## [Problem details]
Turn every line of the data below into a numbered list, dropping any blank lines and omitting the pictures.

## [Data rows]

————

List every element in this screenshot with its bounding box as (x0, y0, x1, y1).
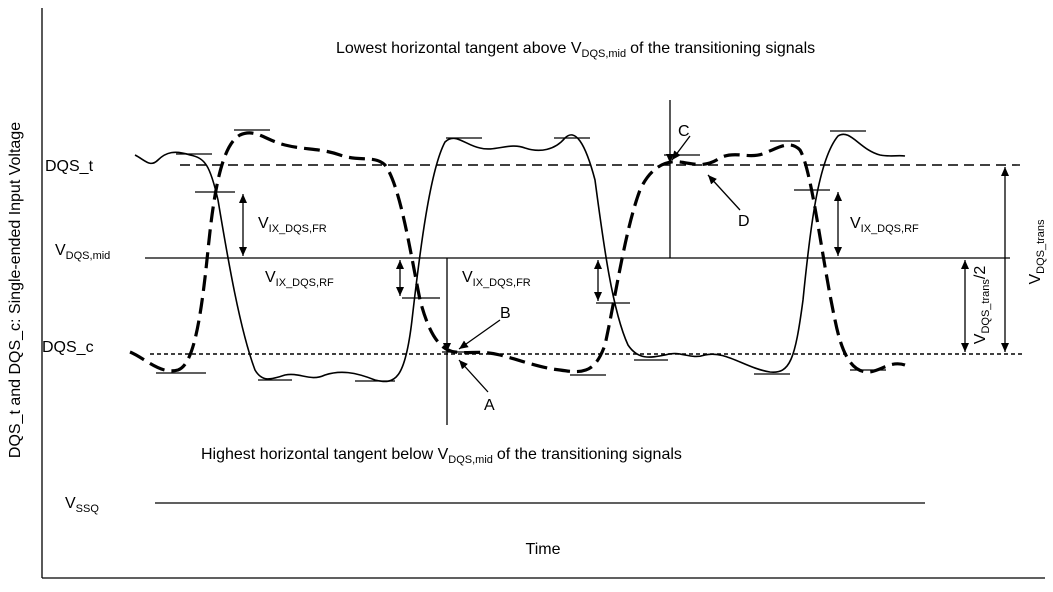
measure-label: VIX_DQS,FR (258, 215, 327, 235)
suffix: /2 (972, 266, 989, 279)
subscript: DQS_trans (980, 279, 992, 334)
point-label: A (484, 397, 495, 414)
measure-arrows (239, 100, 1009, 425)
note-text: of the transitioning signals (497, 446, 682, 463)
symbol: V (265, 269, 276, 286)
subscript: DQS,mid (448, 454, 493, 466)
subscript: DQS_trans (1035, 219, 1047, 274)
subscript: SSQ (76, 503, 100, 515)
symbol: V (65, 495, 76, 512)
point-label: B (500, 305, 511, 322)
note-text: of the transitioning signals (630, 40, 815, 57)
swing-full-label: VDQS_trans (1027, 219, 1047, 285)
y-axis-label: DQS_t and DQS_c: Single-ended Input Volt… (7, 122, 24, 458)
subscript: DQS,mid (582, 48, 627, 60)
x-axis-label: Time (526, 541, 561, 558)
symbol: V (850, 215, 861, 232)
symbol: V (462, 269, 473, 286)
vssq-label: VSSQ (65, 495, 99, 515)
measure-label: VIX_DQS,FR (462, 269, 531, 289)
measure-label: VIX_DQS,RF (265, 269, 334, 289)
subscript: DQS,mid (66, 250, 111, 262)
note-text: Highest horizontal tangent below V (201, 446, 449, 463)
note-top: Lowest horizontal tangent above VDQS,mid… (336, 40, 815, 60)
subscript: IX_DQS,FR (473, 277, 531, 289)
dqs-c-label: DQS_c (42, 339, 94, 356)
symbol: V (1027, 274, 1044, 285)
note-text: Lowest horizontal tangent above V (336, 40, 582, 57)
dqs-t-signal (134, 133, 906, 383)
point-label: C (678, 123, 690, 140)
dqs-c-signal (129, 131, 906, 374)
vdqs-mid-label: VDQS,mid (55, 242, 110, 262)
subscript: IX_DQS,RF (276, 277, 334, 289)
symbol: V (972, 333, 989, 344)
symbol: V (258, 215, 269, 232)
dqs-t-label: DQS_t (45, 158, 94, 175)
note-bottom: Highest horizontal tangent below VDQS,mi… (201, 446, 682, 466)
measure-label: VIX_DQS,RF (850, 215, 919, 235)
subscript: IX_DQS,RF (861, 223, 919, 235)
point-label: D (738, 213, 750, 230)
subscript: IX_DQS,FR (269, 223, 327, 235)
swing-half-label: VDQS_trans/2 (972, 266, 992, 345)
tangent-marks (156, 129, 886, 382)
symbol: V (55, 242, 66, 259)
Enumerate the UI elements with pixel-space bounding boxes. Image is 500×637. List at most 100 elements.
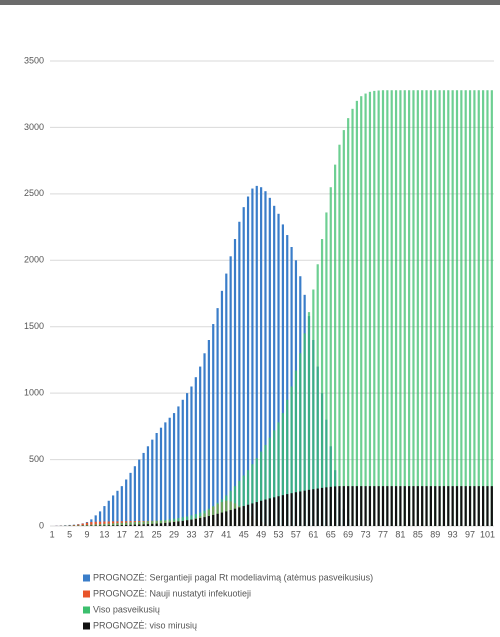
bar	[199, 366, 202, 526]
top-bar	[0, 0, 500, 5]
bar	[85, 524, 89, 526]
bar	[116, 490, 119, 526]
bar	[203, 517, 206, 526]
bar	[473, 90, 476, 526]
bar	[77, 524, 80, 526]
legend-swatch	[83, 590, 90, 598]
bar	[129, 524, 132, 526]
bar	[246, 504, 250, 526]
bar	[342, 486, 345, 526]
legend-label: Viso pasveikusių	[93, 604, 160, 614]
x-tick-label: 65	[326, 529, 336, 539]
bar	[329, 486, 332, 526]
bar	[268, 437, 271, 526]
bar	[342, 130, 345, 527]
bar	[225, 273, 228, 526]
bar	[316, 264, 319, 526]
x-tick-label: 93	[448, 529, 458, 539]
y-tick-label: 3000	[24, 122, 44, 132]
bar	[142, 521, 145, 526]
bar	[447, 486, 450, 526]
x-tick-label: 21	[134, 529, 144, 539]
y-tick-label: 0	[39, 520, 44, 530]
bar	[329, 187, 332, 526]
bar	[486, 486, 489, 526]
y-tick-label: 1000	[24, 388, 44, 398]
bar	[429, 90, 432, 526]
bar	[307, 489, 311, 526]
bar	[94, 515, 97, 526]
bar	[438, 486, 441, 526]
bar	[98, 524, 102, 526]
bar	[233, 508, 237, 526]
bar	[264, 444, 267, 526]
bar	[238, 480, 241, 526]
bar	[260, 500, 263, 526]
bar	[416, 486, 419, 526]
bar	[490, 90, 493, 526]
bar	[168, 417, 171, 526]
bar	[360, 96, 363, 526]
bar	[246, 470, 250, 526]
bar	[138, 521, 141, 526]
bar	[264, 191, 267, 526]
bar	[455, 90, 459, 526]
legend-swatch	[83, 574, 90, 582]
legend-swatch	[83, 622, 90, 630]
bar	[260, 187, 263, 526]
bar	[112, 523, 115, 526]
bar	[138, 524, 141, 526]
bar	[377, 90, 380, 526]
bar	[360, 486, 363, 526]
x-tick-label: 53	[274, 529, 284, 539]
bar	[486, 90, 489, 526]
bar	[251, 188, 254, 527]
bar	[421, 90, 424, 526]
bar	[190, 386, 193, 526]
bar	[220, 290, 224, 526]
bar	[186, 520, 189, 526]
y-tick-label: 2000	[24, 255, 44, 265]
x-tick-label: 29	[169, 529, 179, 539]
bar	[303, 333, 306, 526]
bar	[434, 90, 437, 526]
bar	[133, 524, 136, 526]
bar	[277, 496, 280, 526]
bar	[351, 486, 354, 526]
bar	[225, 495, 228, 526]
x-tick-label: 49	[256, 529, 266, 539]
bar	[334, 164, 337, 526]
bar	[386, 90, 389, 526]
bar	[107, 523, 110, 526]
bar	[368, 91, 372, 526]
bar	[482, 90, 485, 526]
bar	[394, 90, 398, 526]
x-tick-label: 9	[84, 529, 89, 539]
bar	[381, 90, 385, 526]
bar	[112, 525, 115, 526]
bar	[238, 507, 241, 526]
bar	[268, 197, 271, 527]
bar	[464, 486, 467, 526]
bar	[220, 512, 224, 526]
bar	[390, 486, 393, 526]
bar	[129, 472, 132, 526]
bar	[373, 90, 376, 527]
bar	[107, 525, 110, 526]
bar	[325, 487, 328, 526]
bar	[255, 185, 258, 526]
bar	[312, 289, 315, 526]
legend-label: PROGNOZĖ: viso mirusių	[93, 620, 197, 630]
bar	[416, 90, 419, 526]
bar	[325, 212, 328, 526]
bar	[120, 522, 123, 526]
x-tick-label: 45	[239, 529, 249, 539]
bar	[429, 486, 432, 526]
x-tick-label: 85	[413, 529, 423, 539]
bar	[434, 486, 437, 526]
bar	[286, 235, 289, 527]
bar	[164, 522, 167, 526]
bar	[477, 90, 480, 526]
bar	[364, 486, 367, 526]
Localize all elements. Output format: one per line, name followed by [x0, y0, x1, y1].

————

## [Answer to the exercise]
1. List every element in this screenshot with its bounding box as (x0, y0, x1, y1).
2. measure-label: VIX_DQS,FR (258, 215, 327, 235)
3. suffix: /2 (972, 266, 989, 279)
4. subscript: DQS_trans (980, 279, 992, 334)
5. point-label: A (484, 397, 495, 414)
6. measure-arrows (239, 100, 1009, 425)
7. note-text: of the transitioning signals (497, 446, 682, 463)
8. symbol: V (265, 269, 276, 286)
9. subscript: DQS,mid (448, 454, 493, 466)
10. subscript: DQS_trans (1035, 219, 1047, 274)
11. subscript: SSQ (76, 503, 100, 515)
12. symbol: V (65, 495, 76, 512)
13. point-label: B (500, 305, 511, 322)
14. note-text: of the transitioning signals (630, 40, 815, 57)
15. swing-full-label: VDQS_trans (1027, 219, 1047, 285)
16. y-axis-label: DQS_t and DQS_c: Single-ended Input Volt… (7, 122, 24, 458)
17. subscript: DQS,mid (582, 48, 627, 60)
18. x-axis-label: Time (526, 541, 561, 558)
19. symbol: V (850, 215, 861, 232)
20. symbol: V (462, 269, 473, 286)
21. vssq-label: VSSQ (65, 495, 99, 515)
22. measure-label: VIX_DQS,FR (462, 269, 531, 289)
23. measure-label: VIX_DQS,RF (265, 269, 334, 289)
24. subscript: DQS,mid (66, 250, 111, 262)
25. note-text: Highest horizontal tangent below V (201, 446, 449, 463)
26. note-top: Lowest horizontal tangent above VDQS,mid… (336, 40, 815, 60)
27. subscript: IX_DQS,FR (473, 277, 531, 289)
28. dqs-c-label: DQS_c (42, 339, 94, 356)
29. symbol: V (1027, 274, 1044, 285)
30. note-text: Lowest horizontal tangent above V (336, 40, 582, 57)
31. dqs-t-signal (134, 133, 906, 383)
32. point-label: C (678, 123, 690, 140)
33. dqs-c-signal (129, 131, 906, 374)
34. vdqs-mid-label: VDQS,mid (55, 242, 110, 262)
35. subscript: IX_DQS,RF (276, 277, 334, 289)
36. symbol: V (972, 333, 989, 344)
37. symbol: V (258, 215, 269, 232)
38. dqs-t-label: DQS_t (45, 158, 94, 175)
39. note-bottom: Highest horizontal tangent below VDQS,mi… (201, 446, 682, 466)
40. measure-label: VIX_DQS,RF (850, 215, 919, 235)
41. subscript: IX_DQS,RF (861, 223, 919, 235)
42. point-label: D (738, 213, 750, 230)
43. subscript: IX_DQS,FR (269, 223, 327, 235)
44. swing-half-label: VDQS_trans/2 (972, 266, 992, 345)
45. tangent-marks (156, 129, 886, 382)
46. symbol: V (55, 242, 66, 259)
47. Enumerate the UI elements with pixel-space bounding boxes. Image is 500×637. List at most 100 elements.
48. bar	[199, 366, 202, 526]
49. top-bar	[0, 0, 500, 5]
50. bar	[85, 524, 89, 526]
51. bar	[116, 490, 119, 526]
52. bar	[203, 517, 206, 526]
53. bar	[473, 90, 476, 526]
54. bar	[77, 524, 80, 526]
55. legend-swatch	[83, 590, 90, 598]
56. bar	[129, 524, 132, 526]
57. bar	[246, 504, 250, 526]
58. bar	[342, 486, 345, 526]
59. legend-label: Viso pasveikusių	[93, 604, 160, 614]
60. x-tick-label: 65	[326, 529, 336, 539]
61. bar	[329, 486, 332, 526]
62. bar	[268, 437, 271, 526]
63. bar	[342, 130, 345, 527]
64. bar	[225, 273, 228, 526]
65. bar	[316, 264, 319, 526]
66. x-tick-label: 93	[448, 529, 458, 539]
67. y-tick-label: 3000	[24, 122, 44, 132]
68. bar	[142, 521, 145, 526]
69. bar	[447, 486, 450, 526]
70. x-tick-label: 21	[134, 529, 144, 539]
71. y-tick-label: 0	[39, 520, 44, 530]
72. bar	[329, 187, 332, 526]
73. bar	[486, 486, 489, 526]
74. y-tick-label: 1000	[24, 388, 44, 398]
75. bar	[429, 90, 432, 526]
76. bar	[307, 489, 311, 526]
77. bar	[94, 515, 97, 526]
78. bar	[438, 486, 441, 526]
79. bar	[98, 524, 102, 526]
80. bar	[233, 508, 237, 526]
81. bar	[264, 444, 267, 526]
82. bar	[238, 480, 241, 526]
83. bar	[260, 500, 263, 526]
84. bar	[416, 486, 419, 526]
85. bar	[490, 90, 493, 526]
86. bar	[168, 417, 171, 526]
87. bar	[360, 96, 363, 526]
88. bar	[246, 470, 250, 526]
89. bar	[138, 521, 141, 526]
90. bar	[264, 191, 267, 526]
91. bar	[455, 90, 459, 526]
92. legend-swatch	[83, 574, 90, 582]
93. legend-swatch	[83, 622, 90, 630]
94. bar	[260, 187, 263, 526]
95. bar	[112, 523, 115, 526]
96. bar	[138, 524, 141, 526]
97. bar	[377, 90, 380, 526]
98. bar	[360, 486, 363, 526]
99. x-tick-label: 53	[274, 529, 284, 539]
100. bar	[486, 90, 489, 526]
101. bar	[251, 188, 254, 527]
102. bar	[421, 90, 424, 526]
103. bar	[190, 386, 193, 526]
104. bar	[220, 290, 224, 526]
105. bar	[186, 520, 189, 526]
106. y-tick-label: 2000	[24, 255, 44, 265]
107. x-tick-label: 29	[169, 529, 179, 539]
108. bar	[303, 333, 306, 526]
109. bar	[434, 90, 437, 526]
110. bar	[133, 524, 136, 526]
111. bar	[277, 496, 280, 526]
112. bar	[351, 486, 354, 526]
113. bar	[225, 495, 228, 526]
114. x-tick-label: 49	[256, 529, 266, 539]
115. bar	[334, 164, 337, 526]
116. bar	[386, 90, 389, 526]
117. bar	[107, 523, 110, 526]
118. bar	[368, 91, 372, 526]
119. bar	[482, 90, 485, 526]
120. bar	[394, 90, 398, 526]
121. x-tick-label: 9	[84, 529, 89, 539]
122. bar	[381, 90, 385, 526]
123. bar	[112, 525, 115, 526]
124. bar	[238, 507, 241, 526]
125. bar	[268, 197, 271, 527]
126. bar	[464, 486, 467, 526]
127. bar	[220, 512, 224, 526]
128. bar	[390, 486, 393, 526]
129. bar	[129, 472, 132, 526]
130. bar	[373, 90, 376, 527]
131. bar	[107, 525, 110, 526]
132. bar	[325, 487, 328, 526]
133. bar	[255, 185, 258, 526]
134. bar	[312, 289, 315, 526]
135. legend-label: PROGNOZĖ: viso mirusių	[93, 620, 197, 630]
136. bar	[416, 90, 419, 526]
137. bar	[325, 212, 328, 526]
138. bar	[120, 522, 123, 526]
139. x-tick-label: 45	[239, 529, 249, 539]
140. bar	[429, 486, 432, 526]
141. x-tick-label: 85	[413, 529, 423, 539]
142. bar	[434, 486, 437, 526]
143. bar	[286, 235, 289, 527]
144. bar	[164, 522, 167, 526]
145. bar	[477, 90, 480, 526]
146. bar	[364, 486, 367, 526]
147. Localize all elements. Output format: one per line, name followed by [x0, y0, x1, y1].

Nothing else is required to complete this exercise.